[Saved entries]
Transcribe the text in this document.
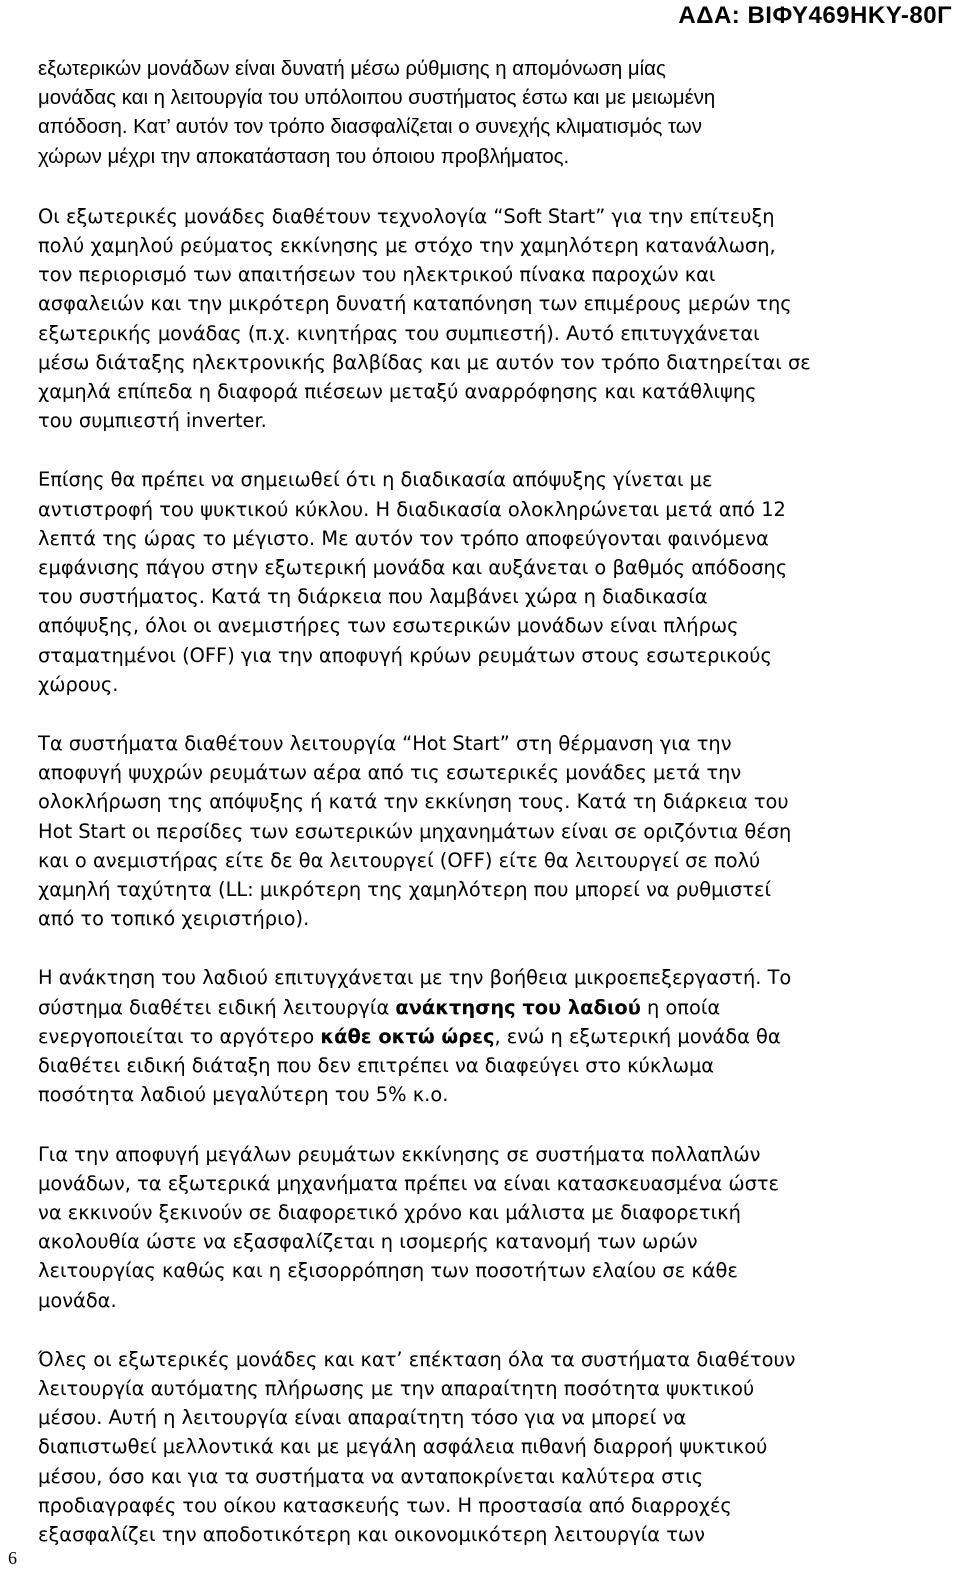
ΑΔΑ: ΒΙΦΥ469ΗΚΥ-80Γ

εξωτερικών μονάδων είναι δυνατή μέσω ρύθμισης η απομόνωση μίας
μονάδας και η λειτουργία του υπόλοιπου συστήματος έστω και με μειωμένη
απόδοση. Κατ’ αυτόν τον τρόπο διασφαλίζεται ο συνεχής κλιματισμός των
χώρων μέχρι την αποκατάσταση του όποιου προβλήματος.

Οι εξωτερικές μονάδες διαθέτουν τεχνολογία “Soft Start” για την επίτευξη
πολύ χαμηλού ρεύματος εκκίνησης με στόχο την χαμηλότερη κατανάλωση,
τον περιορισμό των απαιτήσεων του ηλεκτρικού πίνακα παροχών και
ασφαλειών και την μικρότερη δυνατή καταπόνηση των επιμέρους μερών της
εξωτερικής μονάδας (π.χ. κινητήρας του συμπιεστή). Αυτό επιτυγχάνεται
μέσω διάταξης ηλεκτρονικής βαλβίδας και με αυτόν τον τρόπο διατηρείται σε
χαμηλά επίπεδα η διαφορά πιέσεων μεταξύ αναρρόφησης και κατάθλιψης
του συμπιεστή inverter.

Επίσης θα πρέπει να σημειωθεί ότι η διαδικασία απόψυξης γίνεται με
αντιστροφή του ψυκτικού κύκλου. Η διαδικασία ολοκληρώνεται μετά από 12
λεπτά της ώρας το μέγιστο. Με αυτόν τον τρόπο αποφεύγονται φαινόμενα
εμφάνισης πάγου στην εξωτερική μονάδα και αυξάνεται ο βαθμός απόδοσης
του συστήματος. Κατά τη διάρκεια που λαμβάνει χώρα η διαδικασία
απόψυξης, όλοι οι ανεμιστήρες των εσωτερικών μονάδων είναι πλήρως
σταματημένοι (OFF) για την αποφυγή κρύων ρευμάτων στους εσωτερικούς
χώρους.

Τα συστήματα διαθέτουν λειτουργία “Hot Start” στη θέρμανση για την
αποφυγή ψυχρών ρευμάτων αέρα από τις εσωτερικές μονάδες μετά την
ολοκλήρωση της απόψυξης ή κατά την εκκίνηση τους. Κατά τη διάρκεια του
Hot Start οι περσίδες των εσωτερικών μηχανημάτων είναι σε οριζόντια θέση
και ο ανεμιστήρας είτε δε θα λειτουργεί (OFF) είτε θα λειτουργεί σε πολύ
χαμηλή ταχύτητα (LL: μικρότερη της χαμηλότερη που μπορεί να ρυθμιστεί
από το τοπικό χειριστήριο).

Η ανάκτηση του λαδιού επιτυγχάνεται με την βοήθεια μικροεπεξεργαστή. Το
σύστημα διαθέτει ειδική λειτουργία ανάκτησης του λαδιού η οποία
ενεργοποιείται το αργότερο κάθε οκτώ ώρες, ενώ η εξωτερική μονάδα θα
διαθέτει ειδική διάταξη που δεν επιτρέπει να διαφεύγει στο κύκλωμα
ποσότητα λαδιού μεγαλύτερη του 5% κ.ο.

Για την αποφυγή μεγάλων ρευμάτων εκκίνησης σε συστήματα πολλαπλών
μονάδων, τα εξωτερικά μηχανήματα πρέπει να είναι κατασκευασμένα ώστε
να εκκινούν ξεκινούν σε διαφορετικό χρόνο και μάλιστα με διαφορετική
ακολουθία ώστε να εξασφαλίζεται η ισομερής κατανομή των ωρών
λειτουργίας καθώς και η εξισορρόπηση των ποσοτήτων ελαίου σε κάθε
μονάδα.

Όλες οι εξωτερικές μονάδες και κατ’ επέκταση όλα τα συστήματα διαθέτουν
λειτουργία αυτόματης πλήρωσης με την απαραίτητη ποσότητα ψυκτικού
μέσου. Αυτή η λειτουργία είναι απαραίτητη τόσο για να μπορεί να
διαπιστωθεί μελλοντικά και με μεγάλη ασφάλεια πιθανή διαρροή ψυκτικού
μέσου, όσο και για τα συστήματα να ανταποκρίνεται καλύτερα στις
προδιαγραφές του οίκου κατασκευής των. Η προστασία από διαρροχές
εξασφαλίζει την αποδοτικότερη και οικονομικότερη λειτουργία των

6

> **What is asked**:
Repeat the material above in full and exactly, apart from the pictures.

> **Finished answer**:
Transcribe the text in this document.
ΑΔΑ: ΒΙΦΥ469ΗΚΥ-80Γ

εξωτερικών μονάδων είναι δυνατή μέσω ρύθμισης η απομόνωση μίας
μονάδας και η λειτουργία του υπόλοιπου συστήματος έστω και με μειωμένη
απόδοση. Κατ’ αυτόν τον τρόπο διασφαλίζεται ο συνεχής κλιματισμός των
χώρων μέχρι την αποκατάσταση του όποιου προβλήματος.

Οι εξωτερικές μονάδες διαθέτουν τεχνολογία “Soft Start” για την επίτευξη
πολύ χαμηλού ρεύματος εκκίνησης με στόχο την χαμηλότερη κατανάλωση,
τον περιορισμό των απαιτήσεων του ηλεκτρικού πίνακα παροχών και
ασφαλειών και την μικρότερη δυνατή καταπόνηση των επιμέρους μερών της
εξωτερικής μονάδας (π.χ. κινητήρας του συμπιεστή). Αυτό επιτυγχάνεται
μέσω διάταξης ηλεκτρονικής βαλβίδας και με αυτόν τον τρόπο διατηρείται σε
χαμηλά επίπεδα η διαφορά πιέσεων μεταξύ αναρρόφησης και κατάθλιψης
του συμπιεστή inverter.

Επίσης θα πρέπει να σημειωθεί ότι η διαδικασία απόψυξης γίνεται με
αντιστροφή του ψυκτικού κύκλου. Η διαδικασία ολοκληρώνεται μετά από 12
λεπτά της ώρας το μέγιστο. Με αυτόν τον τρόπο αποφεύγονται φαινόμενα
εμφάνισης πάγου στην εξωτερική μονάδα και αυξάνεται ο βαθμός απόδοσης
του συστήματος. Κατά τη διάρκεια που λαμβάνει χώρα η διαδικασία
απόψυξης, όλοι οι ανεμιστήρες των εσωτερικών μονάδων είναι πλήρως
σταματημένοι (OFF) για την αποφυγή κρύων ρευμάτων στους εσωτερικούς
χώρους.

Τα συστήματα διαθέτουν λειτουργία “Hot Start” στη θέρμανση για την
αποφυγή ψυχρών ρευμάτων αέρα από τις εσωτερικές μονάδες μετά την
ολοκλήρωση της απόψυξης ή κατά την εκκίνηση τους. Κατά τη διάρκεια του
Hot Start οι περσίδες των εσωτερικών μηχανημάτων είναι σε οριζόντια θέση
και ο ανεμιστήρας είτε δε θα λειτουργεί (OFF) είτε θα λειτουργεί σε πολύ
χαμηλή ταχύτητα (LL: μικρότερη της χαμηλότερη που μπορεί να ρυθμιστεί
από το τοπικό χειριστήριο).

Η ανάκτηση του λαδιού επιτυγχάνεται με την βοήθεια μικροεπεξεργαστή. Το
σύστημα διαθέτει ειδική λειτουργία ανάκτησης του λαδιού η οποία
ενεργοποιείται το αργότερο κάθε οκτώ ώρες, ενώ η εξωτερική μονάδα θα
διαθέτει ειδική διάταξη που δεν επιτρέπει να διαφεύγει στο κύκλωμα
ποσότητα λαδιού μεγαλύτερη του 5% κ.ο.

Για την αποφυγή μεγάλων ρευμάτων εκκίνησης σε συστήματα πολλαπλών
μονάδων, τα εξωτερικά μηχανήματα πρέπει να είναι κατασκευασμένα ώστε
να εκκινούν ξεκινούν σε διαφορετικό χρόνο και μάλιστα με διαφορετική
ακολουθία ώστε να εξασφαλίζεται η ισομερής κατανομή των ωρών
λειτουργίας καθώς και η εξισορρόπηση των ποσοτήτων ελαίου σε κάθε
μονάδα.

Όλες οι εξωτερικές μονάδες και κατ’ επέκταση όλα τα συστήματα διαθέτουν
λειτουργία αυτόματης πλήρωσης με την απαραίτητη ποσότητα ψυκτικού
μέσου. Αυτή η λειτουργία είναι απαραίτητη τόσο για να μπορεί να
διαπιστωθεί μελλοντικά και με μεγάλη ασφάλεια πιθανή διαρροή ψυκτικού
μέσου, όσο και για τα συστήματα να ανταποκρίνεται καλύτερα στις
προδιαγραφές του οίκου κατασκευής των. Η προστασία από διαρροχές
εξασφαλίζει την αποδοτικότερη και οικονομικότερη λειτουργία των

6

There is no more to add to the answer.